Repeat the listing exactly as given, omitting every image.

####################

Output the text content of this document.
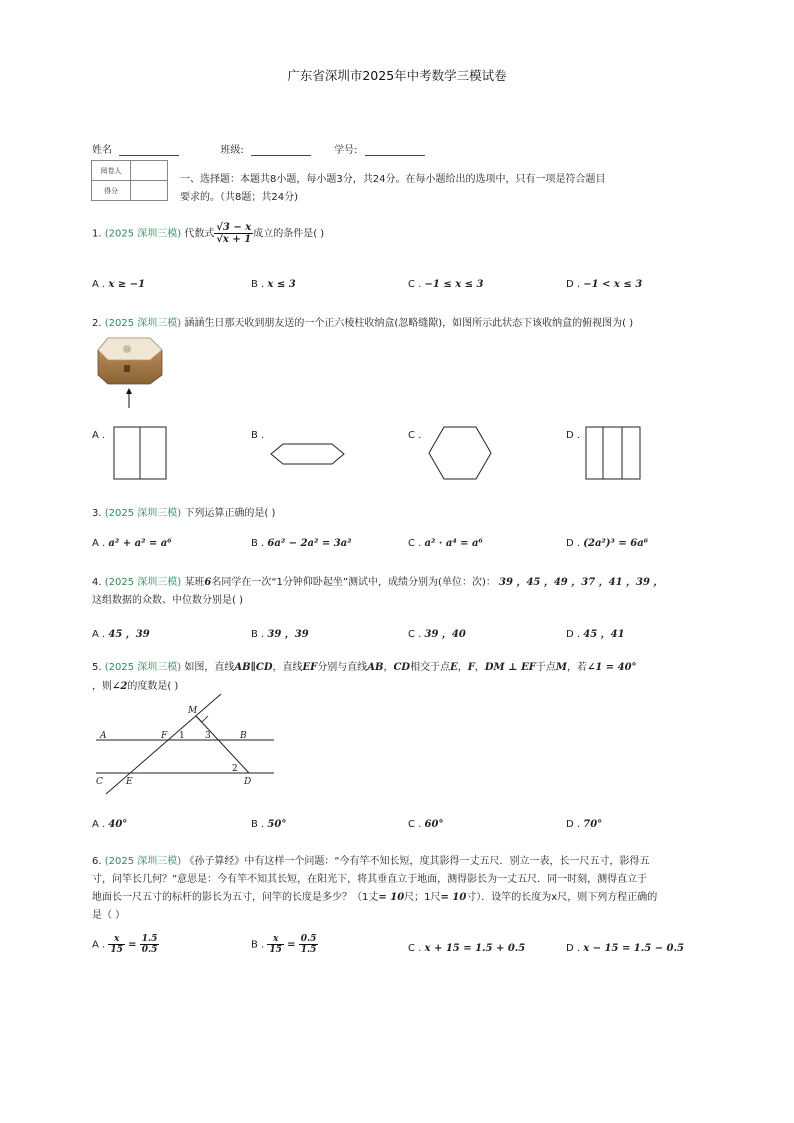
广东省深圳市2025年中考数学三模试卷
姓名	班级:	学号:
阅卷人	
得分	
一、选择题：本题共8小题，每小题3分，共24分。在每小题给出的选项中，只有一项是符合题目
要求的。（共8题；共24分)
1. (2025 深圳三模) 代数式 $\frac{√3 - x}{√x + 1}$ 成立的条件是( )
A . x ≥ −1	B . x ≤ 3	C . −1 ≤ x ≤ 3	D . −1 < x ≤ 3
2. (2025 深圳三模) 涵涵生日那天收到朋友送的一个正六棱柱收纳盒(忽略缝隙)，如图所示此状态下该收纳盒的俯视图为( )
A .	B .	C .	D .
3. (2025 深圳三模) 下列运算正确的是( )
A . a² + a² = a⁶	B . 6a² − 2a² = 3a²	C . a² · a⁴ = a⁶	D . (2a²)³ = 6a⁶
4. (2025 深圳三模) 某班6名同学在一次“1分钟仰卧起坐”测试中，成绩分别为(单位：次)： 39 ，45 ，49 ，37 ，41 ，39 ，
这组数据的众数、中位数分别是( )
A . 45 ，39	B . 39 ，39	C . 39 ，40	D . 45 ，41
5. (2025 深圳三模) 如图，直线AB∥CD，直线EF分别与直线AB，CD相交于点E，F，DM ⊥ EF于点M，若∠1 = 40°
，则∠2的度数是( )
M
A	F 1 3	B
C	E
2
D
A . 40°	B . 50°	C . 60°	D . 70°
6. (2025 深圳三模) 《孙子算经》中有这样一个问题：“今有竿不知长短，度其影得一丈五尺．别立一表，长一尺五寸，影得五
寸，问竿长几何？”意思是：今有竿不知其长短，在阳光下，将其垂直立于地面，测得影长为一丈五尺．同一时刻，测得直立于
地面长一尺五寸的标杆的影长为五寸，问竿的长度是多少？（1丈= 10尺；1尺= 10寸）．设竿的长度为x尺，则下列方程正确的
是（ ）
A . $\frac{x}{15} = \frac{1.5}{0.5}$	B . $\frac{x}{15} = \frac{0.5}{1.5}$	C . x + 15 = 1.5 + 0.5	D . x − 15 = 1.5 − 0.5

####################

_Solution for this problem_
Output the text content of this document.
广东省深圳市2025年中考数学三模试卷
姓名	班级:	学号:
阅卷人	
得分	
一、选择题：本题共8小题，每小题3分，共24分。在每小题给出的选项中，只有一项是符合题目
要求的。（共8题；共24分)
1. (2025 深圳三模) 代数式 $\frac{√3 - x}{√x + 1}$ 成立的条件是( )
A . x ≥ −1	B . x ≤ 3	C . −1 ≤ x ≤ 3	D . −1 < x ≤ 3
2. (2025 深圳三模) 涵涵生日那天收到朋友送的一个正六棱柱收纳盒(忽略缝隙)，如图所示此状态下该收纳盒的俯视图为( )
A .	B .	C .	D .
3. (2025 深圳三模) 下列运算正确的是( )
A . a² + a² = a⁶	B . 6a² − 2a² = 3a²	C . a² · a⁴ = a⁶	D . (2a²)³ = 6a⁶
4. (2025 深圳三模) 某班6名同学在一次“1分钟仰卧起坐”测试中，成绩分别为(单位：次)： 39 ，45 ，49 ，37 ，41 ，39 ，
这组数据的众数、中位数分别是( )
A . 45 ，39	B . 39 ，39	C . 39 ，40	D . 45 ，41
5. (2025 深圳三模) 如图，直线AB∥CD，直线EF分别与直线AB，CD相交于点E，F，DM ⊥ EF于点M，若∠1 = 40°
，则∠2的度数是( )
M
A	F 1 3	B
C	E
2
D
A . 40°	B . 50°	C . 60°	D . 70°
6. (2025 深圳三模) 《孙子算经》中有这样一个问题：“今有竿不知长短，度其影得一丈五尺．别立一表，长一尺五寸，影得五
寸，问竿长几何？”意思是：今有竿不知其长短，在阳光下，将其垂直立于地面，测得影长为一丈五尺．同一时刻，测得直立于
地面长一尺五寸的标杆的影长为五寸，问竿的长度是多少？（1丈= 10尺；1尺= 10寸）．设竿的长度为x尺，则下列方程正确的
是（ ）
A . $\frac{x}{15} = \frac{1.5}{0.5}$	B . $\frac{x}{15} = \frac{0.5}{1.5}$	C . x + 15 = 1.5 + 0.5	D . x − 15 = 1.5 − 0.5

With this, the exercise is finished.